- [What to produce] Return the lines below exactly, beginning with the first line and continuing through the line that contains "paragraph: Sufrió cuatro".
════════════════
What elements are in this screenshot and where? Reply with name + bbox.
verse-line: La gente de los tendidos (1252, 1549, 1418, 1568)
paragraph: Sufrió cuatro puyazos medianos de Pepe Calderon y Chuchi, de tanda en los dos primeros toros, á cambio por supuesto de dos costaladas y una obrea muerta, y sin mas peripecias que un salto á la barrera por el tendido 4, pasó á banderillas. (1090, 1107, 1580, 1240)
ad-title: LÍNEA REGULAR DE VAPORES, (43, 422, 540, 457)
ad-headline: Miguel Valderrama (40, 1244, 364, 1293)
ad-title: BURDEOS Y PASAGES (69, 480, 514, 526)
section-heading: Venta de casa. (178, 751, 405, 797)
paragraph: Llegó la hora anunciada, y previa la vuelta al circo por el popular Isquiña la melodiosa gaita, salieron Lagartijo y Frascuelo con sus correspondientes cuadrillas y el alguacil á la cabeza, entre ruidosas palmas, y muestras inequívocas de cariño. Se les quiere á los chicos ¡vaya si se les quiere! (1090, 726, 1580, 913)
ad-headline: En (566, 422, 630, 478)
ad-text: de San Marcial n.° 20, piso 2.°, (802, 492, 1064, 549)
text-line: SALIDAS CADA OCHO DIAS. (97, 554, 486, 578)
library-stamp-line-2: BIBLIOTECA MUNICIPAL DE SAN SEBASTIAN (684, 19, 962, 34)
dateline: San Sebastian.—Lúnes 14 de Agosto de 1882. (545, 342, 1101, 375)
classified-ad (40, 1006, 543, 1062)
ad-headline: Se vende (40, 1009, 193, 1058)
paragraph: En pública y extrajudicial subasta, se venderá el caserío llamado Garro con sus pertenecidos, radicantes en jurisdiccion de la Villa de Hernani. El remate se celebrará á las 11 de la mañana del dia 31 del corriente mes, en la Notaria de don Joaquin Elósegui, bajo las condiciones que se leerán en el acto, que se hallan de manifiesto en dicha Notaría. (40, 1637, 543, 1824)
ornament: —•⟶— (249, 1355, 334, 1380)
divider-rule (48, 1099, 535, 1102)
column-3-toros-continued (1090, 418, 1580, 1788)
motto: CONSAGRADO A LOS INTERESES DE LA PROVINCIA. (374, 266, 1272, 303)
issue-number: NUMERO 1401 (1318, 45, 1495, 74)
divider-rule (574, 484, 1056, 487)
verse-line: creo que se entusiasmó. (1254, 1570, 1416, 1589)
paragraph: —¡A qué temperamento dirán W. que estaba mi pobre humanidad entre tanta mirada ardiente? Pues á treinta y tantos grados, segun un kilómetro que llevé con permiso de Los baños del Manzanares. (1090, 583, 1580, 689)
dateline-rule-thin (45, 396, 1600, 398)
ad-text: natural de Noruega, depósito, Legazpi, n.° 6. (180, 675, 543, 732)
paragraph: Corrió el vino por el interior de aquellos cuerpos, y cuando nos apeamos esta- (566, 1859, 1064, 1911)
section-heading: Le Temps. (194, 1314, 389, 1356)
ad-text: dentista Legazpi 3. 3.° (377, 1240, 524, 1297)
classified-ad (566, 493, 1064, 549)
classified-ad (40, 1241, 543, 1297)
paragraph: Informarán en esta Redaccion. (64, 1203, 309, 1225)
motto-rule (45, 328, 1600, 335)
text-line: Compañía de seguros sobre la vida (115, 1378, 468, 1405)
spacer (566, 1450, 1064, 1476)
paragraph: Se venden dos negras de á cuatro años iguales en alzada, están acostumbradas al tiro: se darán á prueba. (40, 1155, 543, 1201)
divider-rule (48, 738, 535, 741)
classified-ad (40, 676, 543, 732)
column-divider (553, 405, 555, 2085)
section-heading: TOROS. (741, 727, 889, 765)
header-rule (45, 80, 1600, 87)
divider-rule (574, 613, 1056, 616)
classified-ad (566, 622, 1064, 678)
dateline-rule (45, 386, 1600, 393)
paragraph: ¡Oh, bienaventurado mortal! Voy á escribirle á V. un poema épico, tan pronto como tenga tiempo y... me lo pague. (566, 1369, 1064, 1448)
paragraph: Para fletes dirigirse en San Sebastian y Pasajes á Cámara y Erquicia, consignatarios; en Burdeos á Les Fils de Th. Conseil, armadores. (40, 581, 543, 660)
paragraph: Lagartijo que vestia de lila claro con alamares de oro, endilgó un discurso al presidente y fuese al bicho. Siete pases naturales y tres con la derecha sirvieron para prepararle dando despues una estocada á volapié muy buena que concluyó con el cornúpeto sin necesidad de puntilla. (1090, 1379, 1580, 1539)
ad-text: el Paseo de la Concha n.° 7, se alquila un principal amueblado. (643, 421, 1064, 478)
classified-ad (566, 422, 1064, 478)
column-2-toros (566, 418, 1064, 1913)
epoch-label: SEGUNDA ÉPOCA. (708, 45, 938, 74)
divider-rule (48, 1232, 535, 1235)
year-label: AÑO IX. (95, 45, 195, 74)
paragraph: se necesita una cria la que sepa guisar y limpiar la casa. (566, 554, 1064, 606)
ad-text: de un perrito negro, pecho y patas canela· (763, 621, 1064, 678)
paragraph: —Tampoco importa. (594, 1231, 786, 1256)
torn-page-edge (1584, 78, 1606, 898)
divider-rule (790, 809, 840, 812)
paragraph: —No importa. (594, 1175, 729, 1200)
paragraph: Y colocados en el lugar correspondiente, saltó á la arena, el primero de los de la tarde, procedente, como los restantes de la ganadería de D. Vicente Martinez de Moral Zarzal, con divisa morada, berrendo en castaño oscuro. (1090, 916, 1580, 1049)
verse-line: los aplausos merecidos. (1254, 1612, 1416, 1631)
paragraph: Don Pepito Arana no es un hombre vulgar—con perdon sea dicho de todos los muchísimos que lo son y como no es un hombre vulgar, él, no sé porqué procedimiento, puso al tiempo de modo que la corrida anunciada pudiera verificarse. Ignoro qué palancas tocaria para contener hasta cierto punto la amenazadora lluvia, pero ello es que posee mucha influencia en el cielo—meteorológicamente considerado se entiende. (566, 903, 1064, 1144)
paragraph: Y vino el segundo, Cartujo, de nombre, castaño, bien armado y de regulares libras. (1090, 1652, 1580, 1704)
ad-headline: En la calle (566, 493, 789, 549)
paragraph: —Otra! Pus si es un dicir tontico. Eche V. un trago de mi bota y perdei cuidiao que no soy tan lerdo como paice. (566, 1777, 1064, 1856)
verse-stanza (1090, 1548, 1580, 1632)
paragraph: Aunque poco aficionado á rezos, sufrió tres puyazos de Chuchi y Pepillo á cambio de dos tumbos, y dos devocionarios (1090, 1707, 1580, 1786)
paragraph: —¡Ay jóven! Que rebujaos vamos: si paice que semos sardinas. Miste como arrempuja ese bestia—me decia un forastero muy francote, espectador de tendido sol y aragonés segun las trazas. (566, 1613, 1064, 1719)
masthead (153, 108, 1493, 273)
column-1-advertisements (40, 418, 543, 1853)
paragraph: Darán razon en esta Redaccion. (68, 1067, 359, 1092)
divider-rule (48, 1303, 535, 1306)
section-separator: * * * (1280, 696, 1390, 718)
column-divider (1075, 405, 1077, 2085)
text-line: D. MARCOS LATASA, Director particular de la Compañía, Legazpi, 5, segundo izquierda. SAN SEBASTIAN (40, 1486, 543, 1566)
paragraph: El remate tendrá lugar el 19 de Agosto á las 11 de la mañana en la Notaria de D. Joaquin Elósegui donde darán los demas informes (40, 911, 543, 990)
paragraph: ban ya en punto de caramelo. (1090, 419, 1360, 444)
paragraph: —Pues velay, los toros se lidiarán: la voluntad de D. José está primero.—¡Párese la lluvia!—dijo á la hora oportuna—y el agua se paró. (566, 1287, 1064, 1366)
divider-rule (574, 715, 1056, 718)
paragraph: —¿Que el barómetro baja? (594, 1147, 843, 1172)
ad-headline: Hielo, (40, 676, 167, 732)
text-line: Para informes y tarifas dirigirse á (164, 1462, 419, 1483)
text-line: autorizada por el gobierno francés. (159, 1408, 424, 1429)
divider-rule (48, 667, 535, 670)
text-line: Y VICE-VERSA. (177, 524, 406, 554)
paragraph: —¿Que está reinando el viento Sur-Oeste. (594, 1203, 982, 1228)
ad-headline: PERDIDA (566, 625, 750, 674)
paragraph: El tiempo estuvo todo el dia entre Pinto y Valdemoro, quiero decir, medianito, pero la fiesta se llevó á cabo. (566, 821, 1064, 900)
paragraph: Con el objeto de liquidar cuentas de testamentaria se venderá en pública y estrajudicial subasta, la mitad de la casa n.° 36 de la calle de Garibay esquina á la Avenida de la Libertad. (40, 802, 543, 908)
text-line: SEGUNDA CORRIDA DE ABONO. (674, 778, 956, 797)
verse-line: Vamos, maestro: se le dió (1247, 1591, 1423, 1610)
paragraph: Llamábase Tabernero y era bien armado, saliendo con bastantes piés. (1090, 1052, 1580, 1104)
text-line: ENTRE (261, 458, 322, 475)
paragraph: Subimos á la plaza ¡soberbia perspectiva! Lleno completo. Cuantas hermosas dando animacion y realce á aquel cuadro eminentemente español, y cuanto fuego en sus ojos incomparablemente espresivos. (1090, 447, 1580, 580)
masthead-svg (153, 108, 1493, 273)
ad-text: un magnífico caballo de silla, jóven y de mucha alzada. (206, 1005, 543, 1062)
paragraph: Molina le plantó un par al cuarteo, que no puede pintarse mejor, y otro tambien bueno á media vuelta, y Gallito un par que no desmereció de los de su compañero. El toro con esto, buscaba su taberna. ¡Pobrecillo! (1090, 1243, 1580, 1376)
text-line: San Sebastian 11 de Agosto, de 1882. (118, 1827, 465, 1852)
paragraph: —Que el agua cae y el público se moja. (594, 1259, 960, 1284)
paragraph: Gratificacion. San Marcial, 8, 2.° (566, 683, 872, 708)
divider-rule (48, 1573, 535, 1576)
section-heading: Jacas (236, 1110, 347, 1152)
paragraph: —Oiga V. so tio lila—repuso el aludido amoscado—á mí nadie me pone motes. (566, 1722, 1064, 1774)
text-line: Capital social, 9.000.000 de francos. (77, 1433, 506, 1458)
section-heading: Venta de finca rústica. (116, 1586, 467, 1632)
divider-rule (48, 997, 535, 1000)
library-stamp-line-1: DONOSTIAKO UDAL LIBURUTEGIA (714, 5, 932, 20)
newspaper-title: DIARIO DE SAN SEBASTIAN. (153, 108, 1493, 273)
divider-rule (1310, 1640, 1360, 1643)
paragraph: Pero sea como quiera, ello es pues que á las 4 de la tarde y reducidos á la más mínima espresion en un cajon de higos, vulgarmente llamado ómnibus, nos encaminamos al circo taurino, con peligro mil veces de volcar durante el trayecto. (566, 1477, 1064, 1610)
════════════════
- [The reply]
What elements are in this screenshot and where? Reply with name + bbox.
verse-line: La gente de los tendidos (1252, 1549, 1418, 1568)
paragraph: Sufrió cuatro puyazos medianos de Pepe Calderon y Chuchi, de tanda en los dos primeros toros, á cambio por supuesto de dos costaladas y una obrea muerta, y sin mas peripecias que un salto á la barrera por el tendido 4, pasó á banderillas. (1090, 1107, 1580, 1240)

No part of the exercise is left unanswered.